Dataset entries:
* * *
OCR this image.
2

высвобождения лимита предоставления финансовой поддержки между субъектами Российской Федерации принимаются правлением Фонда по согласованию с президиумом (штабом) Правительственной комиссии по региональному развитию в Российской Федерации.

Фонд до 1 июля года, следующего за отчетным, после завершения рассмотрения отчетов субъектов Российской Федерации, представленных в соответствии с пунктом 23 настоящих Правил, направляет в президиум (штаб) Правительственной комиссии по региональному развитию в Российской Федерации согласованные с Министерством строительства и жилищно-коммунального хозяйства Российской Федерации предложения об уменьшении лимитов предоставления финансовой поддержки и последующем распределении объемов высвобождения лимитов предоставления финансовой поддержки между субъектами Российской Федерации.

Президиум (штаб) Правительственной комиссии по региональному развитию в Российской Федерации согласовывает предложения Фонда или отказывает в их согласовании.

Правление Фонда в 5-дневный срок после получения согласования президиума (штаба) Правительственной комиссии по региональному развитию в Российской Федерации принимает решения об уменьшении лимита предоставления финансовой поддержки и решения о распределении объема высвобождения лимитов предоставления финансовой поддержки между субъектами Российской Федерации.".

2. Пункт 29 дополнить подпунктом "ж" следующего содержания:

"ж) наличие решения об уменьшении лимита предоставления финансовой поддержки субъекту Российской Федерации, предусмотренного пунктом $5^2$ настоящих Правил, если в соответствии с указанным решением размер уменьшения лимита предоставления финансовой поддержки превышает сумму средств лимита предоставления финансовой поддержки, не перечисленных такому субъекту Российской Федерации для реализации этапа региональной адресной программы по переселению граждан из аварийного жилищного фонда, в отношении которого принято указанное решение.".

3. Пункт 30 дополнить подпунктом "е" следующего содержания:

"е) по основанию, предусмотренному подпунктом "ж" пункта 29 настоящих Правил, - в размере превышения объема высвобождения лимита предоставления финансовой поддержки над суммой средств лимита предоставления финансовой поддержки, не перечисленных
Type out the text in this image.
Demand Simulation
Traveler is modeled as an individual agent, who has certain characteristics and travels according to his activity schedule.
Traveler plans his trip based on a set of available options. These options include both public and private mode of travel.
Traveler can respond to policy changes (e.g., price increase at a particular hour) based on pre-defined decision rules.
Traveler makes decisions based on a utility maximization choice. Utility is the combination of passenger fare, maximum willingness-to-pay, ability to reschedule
* * *
**Task directions:**
Look over the listing above. Pick out and copy every line that includes "based".

**Completed task:**
Traveler plans his trip based on a set of available options. These options include both public and private mode of travel.
Traveler can respond to policy changes (e.g., price increase at a particular hour) based on pre-defined decision rules.
Traveler makes decisions based on a utility maximization choice. Utility is the combination of passenger fare, maximum willingness-to-pay, ability to reschedule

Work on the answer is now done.